--- Begin Records for this exercise ---

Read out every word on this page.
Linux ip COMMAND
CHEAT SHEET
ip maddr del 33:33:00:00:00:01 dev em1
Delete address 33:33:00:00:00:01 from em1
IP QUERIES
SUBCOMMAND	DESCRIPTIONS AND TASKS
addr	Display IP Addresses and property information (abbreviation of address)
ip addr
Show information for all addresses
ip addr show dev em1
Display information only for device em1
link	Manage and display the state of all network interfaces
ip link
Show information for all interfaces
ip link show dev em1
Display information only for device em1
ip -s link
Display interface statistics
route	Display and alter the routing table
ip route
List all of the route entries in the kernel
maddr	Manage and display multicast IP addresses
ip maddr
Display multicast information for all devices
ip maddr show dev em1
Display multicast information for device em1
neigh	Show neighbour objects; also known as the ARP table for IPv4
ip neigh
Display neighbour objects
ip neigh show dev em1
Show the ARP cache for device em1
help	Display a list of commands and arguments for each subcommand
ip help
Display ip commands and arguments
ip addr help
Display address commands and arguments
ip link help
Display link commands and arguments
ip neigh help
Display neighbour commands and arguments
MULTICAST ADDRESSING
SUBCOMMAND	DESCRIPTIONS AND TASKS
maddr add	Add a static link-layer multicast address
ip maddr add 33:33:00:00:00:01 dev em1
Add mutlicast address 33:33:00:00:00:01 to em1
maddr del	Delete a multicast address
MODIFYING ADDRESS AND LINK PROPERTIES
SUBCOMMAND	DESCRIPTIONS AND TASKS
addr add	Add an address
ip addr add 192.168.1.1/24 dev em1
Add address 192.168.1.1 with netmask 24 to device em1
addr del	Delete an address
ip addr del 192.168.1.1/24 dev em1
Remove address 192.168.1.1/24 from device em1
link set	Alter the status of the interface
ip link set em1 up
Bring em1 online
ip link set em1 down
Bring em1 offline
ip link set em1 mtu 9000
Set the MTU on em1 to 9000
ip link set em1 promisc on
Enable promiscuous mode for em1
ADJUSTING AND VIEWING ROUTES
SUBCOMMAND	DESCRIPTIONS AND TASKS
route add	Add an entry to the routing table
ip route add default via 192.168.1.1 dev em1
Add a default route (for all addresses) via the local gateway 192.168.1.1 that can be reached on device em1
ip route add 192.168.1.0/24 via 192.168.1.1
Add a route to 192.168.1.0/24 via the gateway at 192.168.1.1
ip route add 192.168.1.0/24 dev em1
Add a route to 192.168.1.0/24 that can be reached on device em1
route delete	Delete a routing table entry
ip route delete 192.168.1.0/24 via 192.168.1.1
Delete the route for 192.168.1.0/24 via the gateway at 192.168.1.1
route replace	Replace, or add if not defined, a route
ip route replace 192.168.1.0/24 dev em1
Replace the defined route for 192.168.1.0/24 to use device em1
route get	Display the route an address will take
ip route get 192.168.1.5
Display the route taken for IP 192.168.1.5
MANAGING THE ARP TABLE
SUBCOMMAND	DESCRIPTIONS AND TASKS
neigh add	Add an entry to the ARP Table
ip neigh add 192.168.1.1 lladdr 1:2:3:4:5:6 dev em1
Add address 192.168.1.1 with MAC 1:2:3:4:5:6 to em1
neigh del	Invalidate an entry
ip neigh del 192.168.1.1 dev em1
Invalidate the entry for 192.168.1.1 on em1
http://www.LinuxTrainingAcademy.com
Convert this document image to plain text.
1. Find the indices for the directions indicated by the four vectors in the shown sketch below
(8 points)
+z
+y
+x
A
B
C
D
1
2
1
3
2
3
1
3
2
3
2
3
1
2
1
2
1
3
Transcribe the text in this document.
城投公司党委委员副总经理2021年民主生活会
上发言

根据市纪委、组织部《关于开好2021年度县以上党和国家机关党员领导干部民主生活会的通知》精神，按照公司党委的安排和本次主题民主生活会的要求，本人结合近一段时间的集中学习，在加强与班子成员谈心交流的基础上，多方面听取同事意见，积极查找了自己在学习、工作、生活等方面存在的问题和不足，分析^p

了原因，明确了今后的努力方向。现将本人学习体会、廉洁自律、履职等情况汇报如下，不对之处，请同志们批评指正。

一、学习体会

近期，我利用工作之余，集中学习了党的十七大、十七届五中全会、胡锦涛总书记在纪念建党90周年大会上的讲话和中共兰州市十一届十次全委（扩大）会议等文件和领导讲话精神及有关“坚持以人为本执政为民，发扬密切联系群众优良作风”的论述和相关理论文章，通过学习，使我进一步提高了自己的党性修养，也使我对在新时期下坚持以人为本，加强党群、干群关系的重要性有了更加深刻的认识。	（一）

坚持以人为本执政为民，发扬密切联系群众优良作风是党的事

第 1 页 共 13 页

--- End Records for this exercise ---

## Problem requirements
From the entries above, extract every line where the word "default" appears.

## Worked solution
ip route add default via 192.168.1.1 dev em1
Add a default route (for all addresses) via the local gateway 192.168.1.1 that can be reached on device em1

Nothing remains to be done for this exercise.